What is required :: Locate the line that contains "Type out the text in this image." in the entries below. Retype it and all following lines through the final one, character for character.

Data to process ::
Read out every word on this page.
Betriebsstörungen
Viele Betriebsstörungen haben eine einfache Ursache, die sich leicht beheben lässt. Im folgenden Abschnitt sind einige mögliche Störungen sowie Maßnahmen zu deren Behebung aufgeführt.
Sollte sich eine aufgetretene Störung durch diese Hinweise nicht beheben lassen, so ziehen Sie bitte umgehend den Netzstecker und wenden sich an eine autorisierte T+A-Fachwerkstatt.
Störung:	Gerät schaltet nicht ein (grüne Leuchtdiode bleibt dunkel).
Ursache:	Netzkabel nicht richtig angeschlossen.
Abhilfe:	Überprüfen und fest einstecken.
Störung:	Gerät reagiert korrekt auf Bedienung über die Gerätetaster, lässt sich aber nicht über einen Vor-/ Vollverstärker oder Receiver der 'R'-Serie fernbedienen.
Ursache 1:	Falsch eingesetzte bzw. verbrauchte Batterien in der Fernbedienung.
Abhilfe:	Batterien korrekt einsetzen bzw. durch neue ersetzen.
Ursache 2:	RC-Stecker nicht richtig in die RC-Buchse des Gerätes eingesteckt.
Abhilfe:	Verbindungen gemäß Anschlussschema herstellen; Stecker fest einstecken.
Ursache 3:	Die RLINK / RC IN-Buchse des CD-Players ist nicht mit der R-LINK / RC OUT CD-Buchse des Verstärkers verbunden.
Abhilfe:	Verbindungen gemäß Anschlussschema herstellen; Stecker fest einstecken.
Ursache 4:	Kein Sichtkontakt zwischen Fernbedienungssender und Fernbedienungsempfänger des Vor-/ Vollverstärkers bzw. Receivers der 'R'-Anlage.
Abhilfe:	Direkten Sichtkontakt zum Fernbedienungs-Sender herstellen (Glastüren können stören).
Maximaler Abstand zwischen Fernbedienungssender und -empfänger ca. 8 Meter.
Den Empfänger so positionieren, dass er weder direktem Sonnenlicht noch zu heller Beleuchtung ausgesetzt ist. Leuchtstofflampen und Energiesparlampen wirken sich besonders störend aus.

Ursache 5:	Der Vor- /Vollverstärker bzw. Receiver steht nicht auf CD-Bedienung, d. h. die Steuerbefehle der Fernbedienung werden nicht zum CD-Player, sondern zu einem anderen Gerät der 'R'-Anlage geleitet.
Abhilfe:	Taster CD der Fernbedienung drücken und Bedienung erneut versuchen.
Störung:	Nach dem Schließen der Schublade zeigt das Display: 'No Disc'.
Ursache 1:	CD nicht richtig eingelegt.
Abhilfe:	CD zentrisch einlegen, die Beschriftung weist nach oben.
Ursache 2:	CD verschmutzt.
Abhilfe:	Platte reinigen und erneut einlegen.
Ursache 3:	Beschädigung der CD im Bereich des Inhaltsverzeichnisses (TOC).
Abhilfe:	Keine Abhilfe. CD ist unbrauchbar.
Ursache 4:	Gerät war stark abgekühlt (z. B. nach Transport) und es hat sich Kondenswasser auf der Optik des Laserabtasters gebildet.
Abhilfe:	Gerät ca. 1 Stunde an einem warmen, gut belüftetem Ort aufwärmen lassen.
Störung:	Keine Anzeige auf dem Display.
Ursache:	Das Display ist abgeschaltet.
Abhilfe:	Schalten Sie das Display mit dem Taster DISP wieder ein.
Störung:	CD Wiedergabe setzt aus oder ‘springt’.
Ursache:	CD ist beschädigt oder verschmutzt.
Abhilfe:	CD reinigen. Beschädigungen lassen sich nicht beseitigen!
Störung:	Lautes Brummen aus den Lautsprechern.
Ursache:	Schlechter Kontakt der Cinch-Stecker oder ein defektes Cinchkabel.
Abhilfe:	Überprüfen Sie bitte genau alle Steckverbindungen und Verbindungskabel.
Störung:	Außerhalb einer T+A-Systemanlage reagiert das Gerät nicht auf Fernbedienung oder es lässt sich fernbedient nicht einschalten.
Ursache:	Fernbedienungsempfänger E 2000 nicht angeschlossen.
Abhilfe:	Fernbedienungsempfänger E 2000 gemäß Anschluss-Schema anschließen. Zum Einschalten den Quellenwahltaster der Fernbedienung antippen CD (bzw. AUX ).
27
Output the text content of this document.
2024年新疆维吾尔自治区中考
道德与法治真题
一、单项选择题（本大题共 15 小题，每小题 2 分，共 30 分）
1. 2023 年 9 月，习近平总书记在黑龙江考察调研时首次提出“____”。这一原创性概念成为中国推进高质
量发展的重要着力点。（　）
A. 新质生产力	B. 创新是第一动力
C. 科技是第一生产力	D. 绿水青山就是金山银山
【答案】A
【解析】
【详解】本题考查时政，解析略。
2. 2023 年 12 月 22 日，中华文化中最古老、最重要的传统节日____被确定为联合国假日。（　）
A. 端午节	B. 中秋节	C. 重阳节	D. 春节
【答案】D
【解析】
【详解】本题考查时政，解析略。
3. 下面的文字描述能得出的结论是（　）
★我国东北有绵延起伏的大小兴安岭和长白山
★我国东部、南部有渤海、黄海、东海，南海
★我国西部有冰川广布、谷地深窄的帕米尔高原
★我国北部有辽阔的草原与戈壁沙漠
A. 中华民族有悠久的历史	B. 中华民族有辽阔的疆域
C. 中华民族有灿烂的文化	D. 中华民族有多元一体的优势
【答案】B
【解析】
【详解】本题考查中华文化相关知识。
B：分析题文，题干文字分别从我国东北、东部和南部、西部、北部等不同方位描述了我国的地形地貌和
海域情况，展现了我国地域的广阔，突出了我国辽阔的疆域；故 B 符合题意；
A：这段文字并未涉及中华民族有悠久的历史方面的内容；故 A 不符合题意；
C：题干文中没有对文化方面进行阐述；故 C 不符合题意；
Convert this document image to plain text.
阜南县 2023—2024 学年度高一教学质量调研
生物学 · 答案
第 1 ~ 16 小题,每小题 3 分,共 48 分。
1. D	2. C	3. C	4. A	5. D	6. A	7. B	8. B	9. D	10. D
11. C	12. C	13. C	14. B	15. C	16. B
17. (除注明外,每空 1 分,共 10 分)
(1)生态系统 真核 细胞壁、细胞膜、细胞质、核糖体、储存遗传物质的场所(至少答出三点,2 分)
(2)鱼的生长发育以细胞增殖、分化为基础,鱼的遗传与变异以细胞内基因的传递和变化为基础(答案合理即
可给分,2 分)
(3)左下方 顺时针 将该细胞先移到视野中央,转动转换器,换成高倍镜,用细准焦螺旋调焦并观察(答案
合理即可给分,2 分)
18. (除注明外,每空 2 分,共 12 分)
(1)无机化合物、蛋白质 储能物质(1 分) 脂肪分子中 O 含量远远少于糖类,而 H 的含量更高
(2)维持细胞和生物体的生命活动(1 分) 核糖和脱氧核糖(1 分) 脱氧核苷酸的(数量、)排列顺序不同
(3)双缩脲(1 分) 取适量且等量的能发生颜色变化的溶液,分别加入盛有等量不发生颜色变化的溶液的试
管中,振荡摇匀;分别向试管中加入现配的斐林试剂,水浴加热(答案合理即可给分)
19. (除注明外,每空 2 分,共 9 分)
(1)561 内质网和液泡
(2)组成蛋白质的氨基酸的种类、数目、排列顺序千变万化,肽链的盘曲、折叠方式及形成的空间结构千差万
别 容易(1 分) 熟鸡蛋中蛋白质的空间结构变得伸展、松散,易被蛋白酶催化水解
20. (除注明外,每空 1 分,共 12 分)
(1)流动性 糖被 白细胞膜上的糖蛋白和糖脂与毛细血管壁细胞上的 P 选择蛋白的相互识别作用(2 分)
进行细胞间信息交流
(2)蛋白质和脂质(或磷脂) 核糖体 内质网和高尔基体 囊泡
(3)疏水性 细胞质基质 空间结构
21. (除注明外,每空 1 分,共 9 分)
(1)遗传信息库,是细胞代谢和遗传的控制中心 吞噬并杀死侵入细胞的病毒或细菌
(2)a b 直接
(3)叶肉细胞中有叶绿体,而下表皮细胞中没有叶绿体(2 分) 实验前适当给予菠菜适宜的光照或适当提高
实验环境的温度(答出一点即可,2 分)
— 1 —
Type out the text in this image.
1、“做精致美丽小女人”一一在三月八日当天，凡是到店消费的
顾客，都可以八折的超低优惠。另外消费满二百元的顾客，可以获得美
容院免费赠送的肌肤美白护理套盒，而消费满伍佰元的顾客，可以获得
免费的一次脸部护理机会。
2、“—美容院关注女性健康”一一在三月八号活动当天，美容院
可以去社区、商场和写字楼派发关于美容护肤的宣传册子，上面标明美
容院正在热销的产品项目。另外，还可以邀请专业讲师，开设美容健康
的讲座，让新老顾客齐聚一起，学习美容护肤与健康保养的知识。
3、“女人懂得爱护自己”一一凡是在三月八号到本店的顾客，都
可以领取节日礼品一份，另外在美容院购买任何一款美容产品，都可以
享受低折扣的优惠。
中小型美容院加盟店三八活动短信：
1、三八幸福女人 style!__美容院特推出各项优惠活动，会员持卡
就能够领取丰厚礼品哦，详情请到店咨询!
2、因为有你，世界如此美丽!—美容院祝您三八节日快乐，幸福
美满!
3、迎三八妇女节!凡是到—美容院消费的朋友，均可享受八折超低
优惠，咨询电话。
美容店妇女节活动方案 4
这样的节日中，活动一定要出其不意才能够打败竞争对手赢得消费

Solution to this task ::
Type out the text in this image.
1、“做精致美丽小女人”一一在三月八日当天，凡是到店消费的
顾客，都可以八折的超低优惠。另外消费满二百元的顾客，可以获得美
容院免费赠送的肌肤美白护理套盒，而消费满伍佰元的顾客，可以获得
免费的一次脸部护理机会。
2、“—美容院关注女性健康”一一在三月八号活动当天，美容院
可以去社区、商场和写字楼派发关于美容护肤的宣传册子，上面标明美
容院正在热销的产品项目。另外，还可以邀请专业讲师，开设美容健康
的讲座，让新老顾客齐聚一起，学习美容护肤与健康保养的知识。
3、“女人懂得爱护自己”一一凡是在三月八号到本店的顾客，都
可以领取节日礼品一份，另外在美容院购买任何一款美容产品，都可以
享受低折扣的优惠。
中小型美容院加盟店三八活动短信：
1、三八幸福女人 style!__美容院特推出各项优惠活动，会员持卡
就能够领取丰厚礼品哦，详情请到店咨询!
2、因为有你，世界如此美丽!—美容院祝您三八节日快乐，幸福
美满!
3、迎三八妇女节!凡是到—美容院消费的朋友，均可享受八折超低
优惠，咨询电话。
美容店妇女节活动方案 4
这样的节日中，活动一定要出其不意才能够打败竞争对手赢得消费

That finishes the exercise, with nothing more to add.